▸ **To be done**
Repeat the listing in full, exactly as it stands.

▸ **Dataset items**

===

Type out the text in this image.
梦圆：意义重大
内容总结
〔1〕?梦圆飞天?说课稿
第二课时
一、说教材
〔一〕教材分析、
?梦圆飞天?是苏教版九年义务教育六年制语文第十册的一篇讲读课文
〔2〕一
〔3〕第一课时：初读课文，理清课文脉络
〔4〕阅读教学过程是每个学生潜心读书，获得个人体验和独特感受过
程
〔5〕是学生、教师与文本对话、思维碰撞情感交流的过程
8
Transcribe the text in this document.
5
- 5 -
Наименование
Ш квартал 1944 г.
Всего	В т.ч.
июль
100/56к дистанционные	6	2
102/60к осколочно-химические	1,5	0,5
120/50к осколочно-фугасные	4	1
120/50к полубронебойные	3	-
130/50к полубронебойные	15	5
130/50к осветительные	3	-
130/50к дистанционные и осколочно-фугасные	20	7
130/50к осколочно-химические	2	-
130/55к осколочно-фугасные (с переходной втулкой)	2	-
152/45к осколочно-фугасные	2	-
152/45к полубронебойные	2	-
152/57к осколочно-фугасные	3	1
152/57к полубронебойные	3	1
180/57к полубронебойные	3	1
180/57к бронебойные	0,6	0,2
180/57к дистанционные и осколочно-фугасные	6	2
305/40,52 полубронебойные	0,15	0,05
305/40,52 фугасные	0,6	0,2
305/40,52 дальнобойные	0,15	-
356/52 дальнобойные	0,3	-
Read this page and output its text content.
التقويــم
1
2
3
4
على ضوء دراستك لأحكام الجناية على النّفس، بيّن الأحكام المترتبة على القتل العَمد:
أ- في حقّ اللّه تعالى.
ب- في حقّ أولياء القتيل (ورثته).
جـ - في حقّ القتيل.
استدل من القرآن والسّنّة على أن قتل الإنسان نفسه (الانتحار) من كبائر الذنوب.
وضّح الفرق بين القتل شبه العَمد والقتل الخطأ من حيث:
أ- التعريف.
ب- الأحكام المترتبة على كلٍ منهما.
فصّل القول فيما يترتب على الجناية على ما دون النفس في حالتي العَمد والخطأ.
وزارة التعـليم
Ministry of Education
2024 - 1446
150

===

▸ **Solved exercise**
Type out the text in this image.
梦圆：意义重大
内容总结
〔1〕?梦圆飞天?说课稿
第二课时
一、说教材
〔一〕教材分析、
?梦圆飞天?是苏教版九年义务教育六年制语文第十册的一篇讲读课文
〔2〕一
〔3〕第一课时：初读课文，理清课文脉络
〔4〕阅读教学过程是每个学生潜心读书，获得个人体验和独特感受过
程
〔5〕是学生、教师与文本对话、思维碰撞情感交流的过程
8
Transcribe the text in this document.
5
- 5 -
Наименование
Ш квартал 1944 г.
Всего	В т.ч.
июль
100/56к дистанционные	6	2
102/60к осколочно-химические	1,5	0,5
120/50к осколочно-фугасные	4	1
120/50к полубронебойные	3	-
130/50к полубронебойные	15	5
130/50к осветительные	3	-
130/50к дистанционные и осколочно-фугасные	20	7
130/50к осколочно-химические	2	-
130/55к осколочно-фугасные (с переходной втулкой)	2	-
152/45к осколочно-фугасные	2	-
152/45к полубронебойные	2	-
152/57к осколочно-фугасные	3	1
152/57к полубронебойные	3	1
180/57к полубронебойные	3	1
180/57к бронебойные	0,6	0,2
180/57к дистанционные и осколочно-фугасные	6	2
305/40,52 полубронебойные	0,15	0,05
305/40,52 фугасные	0,6	0,2
305/40,52 дальнобойные	0,15	-
356/52 дальнобойные	0,3	-
Read this page and output its text content.
التقويــم
1
2
3
4
على ضوء دراستك لأحكام الجناية على النّفس، بيّن الأحكام المترتبة على القتل العَمد:
أ- في حقّ اللّه تعالى.
ب- في حقّ أولياء القتيل (ورثته).
جـ - في حقّ القتيل.
استدل من القرآن والسّنّة على أن قتل الإنسان نفسه (الانتحار) من كبائر الذنوب.
وضّح الفرق بين القتل شبه العَمد والقتل الخطأ من حيث:
أ- التعريف.
ب- الأحكام المترتبة على كلٍ منهما.
فصّل القول فيما يترتب على الجناية على ما دون النفس في حالتي العَمد والخطأ.
وزارة التعـليم
Ministry of Education
2024 - 1446
150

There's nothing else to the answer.